Written instruction:
Your task is to repeat the entries underneath exactly, minus the pictures.

-=-=-

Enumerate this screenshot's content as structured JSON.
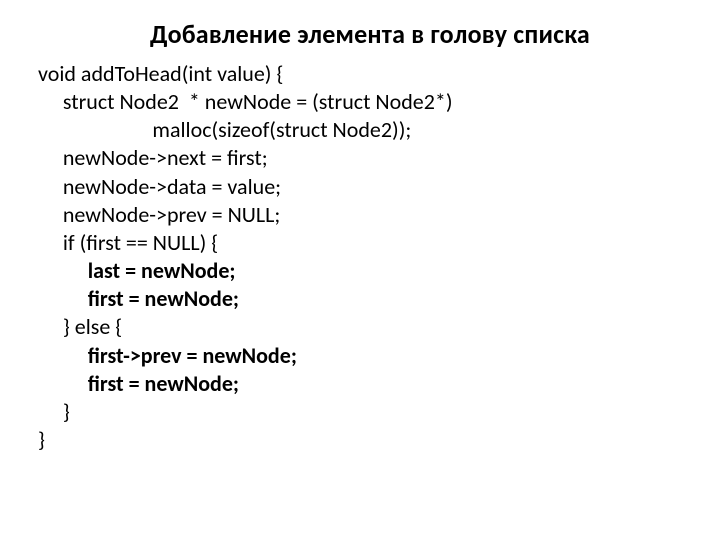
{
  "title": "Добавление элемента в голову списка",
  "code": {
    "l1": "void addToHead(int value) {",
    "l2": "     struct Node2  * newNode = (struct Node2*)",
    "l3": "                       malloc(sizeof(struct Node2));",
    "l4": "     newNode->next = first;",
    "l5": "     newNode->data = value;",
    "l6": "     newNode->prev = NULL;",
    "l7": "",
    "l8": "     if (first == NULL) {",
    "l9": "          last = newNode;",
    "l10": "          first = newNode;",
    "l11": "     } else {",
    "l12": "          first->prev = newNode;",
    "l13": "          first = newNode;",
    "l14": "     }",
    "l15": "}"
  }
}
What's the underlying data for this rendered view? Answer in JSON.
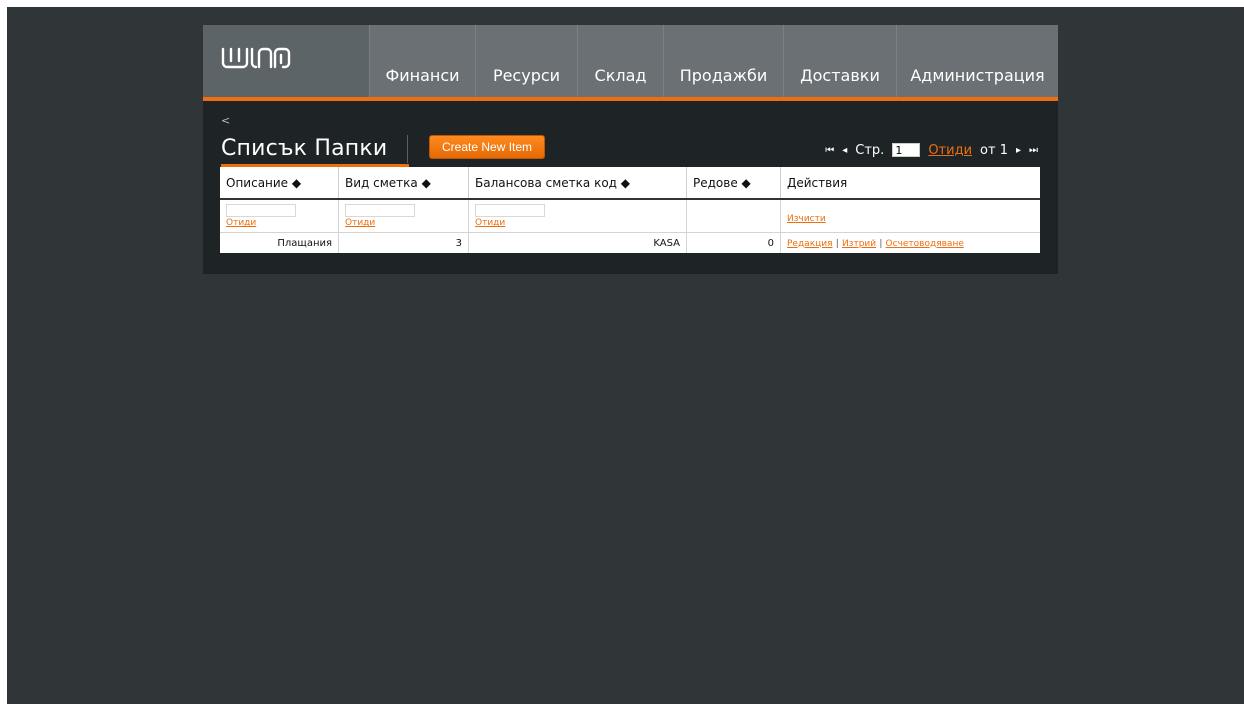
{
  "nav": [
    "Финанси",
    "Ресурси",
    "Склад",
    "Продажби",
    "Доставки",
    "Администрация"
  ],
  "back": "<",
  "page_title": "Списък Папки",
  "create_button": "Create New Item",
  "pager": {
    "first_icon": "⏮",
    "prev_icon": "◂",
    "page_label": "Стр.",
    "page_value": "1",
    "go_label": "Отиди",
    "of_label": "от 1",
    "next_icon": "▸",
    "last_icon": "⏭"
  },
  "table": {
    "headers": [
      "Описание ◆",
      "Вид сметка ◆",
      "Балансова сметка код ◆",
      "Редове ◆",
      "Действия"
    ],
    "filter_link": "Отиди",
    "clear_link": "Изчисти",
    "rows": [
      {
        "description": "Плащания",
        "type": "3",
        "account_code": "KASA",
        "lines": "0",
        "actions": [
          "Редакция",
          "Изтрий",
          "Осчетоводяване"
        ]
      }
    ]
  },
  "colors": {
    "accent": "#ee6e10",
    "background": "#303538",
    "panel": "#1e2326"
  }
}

-=-=-

Exercise output:
Enumerate this screenshot's content as structured JSON.
{
  "title": "Добавление элемента в голову списка",
  "code": {
    "l1": "void addToHead(int value) {",
    "l2": "     struct Node2  * newNode = (struct Node2*)",
    "l3": "                       malloc(sizeof(struct Node2));",
    "l4": "     newNode->next = first;",
    "l5": "     newNode->data = value;",
    "l6": "     newNode->prev = NULL;",
    "l7": "",
    "l8": "     if (first == NULL) {",
    "l9": "          last = newNode;",
    "l10": "          first = newNode;",
    "l11": "     } else {",
    "l12": "          first->prev = newNode;",
    "l13": "          first = newNode;",
    "l14": "     }",
    "l15": "}"
  }
}
What's the underlying data for this rendered view? Answer in JSON.
{
  "nav": [
    "Финанси",
    "Ресурси",
    "Склад",
    "Продажби",
    "Доставки",
    "Администрация"
  ],
  "back": "<",
  "page_title": "Списък Папки",
  "create_button": "Create New Item",
  "pager": {
    "first_icon": "⏮",
    "prev_icon": "◂",
    "page_label": "Стр.",
    "page_value": "1",
    "go_label": "Отиди",
    "of_label": "от 1",
    "next_icon": "▸",
    "last_icon": "⏭"
  },
  "table": {
    "headers": [
      "Описание ◆",
      "Вид сметка ◆",
      "Балансова сметка код ◆",
      "Редове ◆",
      "Действия"
    ],
    "filter_link": "Отиди",
    "clear_link": "Изчисти",
    "rows": [
      {
        "description": "Плащания",
        "type": "3",
        "account_code": "KASA",
        "lines": "0",
        "actions": [
          "Редакция",
          "Изтрий",
          "Осчетоводяване"
        ]
      }
    ]
  },
  "colors": {
    "accent": "#ee6e10",
    "background": "#303538",
    "panel": "#1e2326"
  }
}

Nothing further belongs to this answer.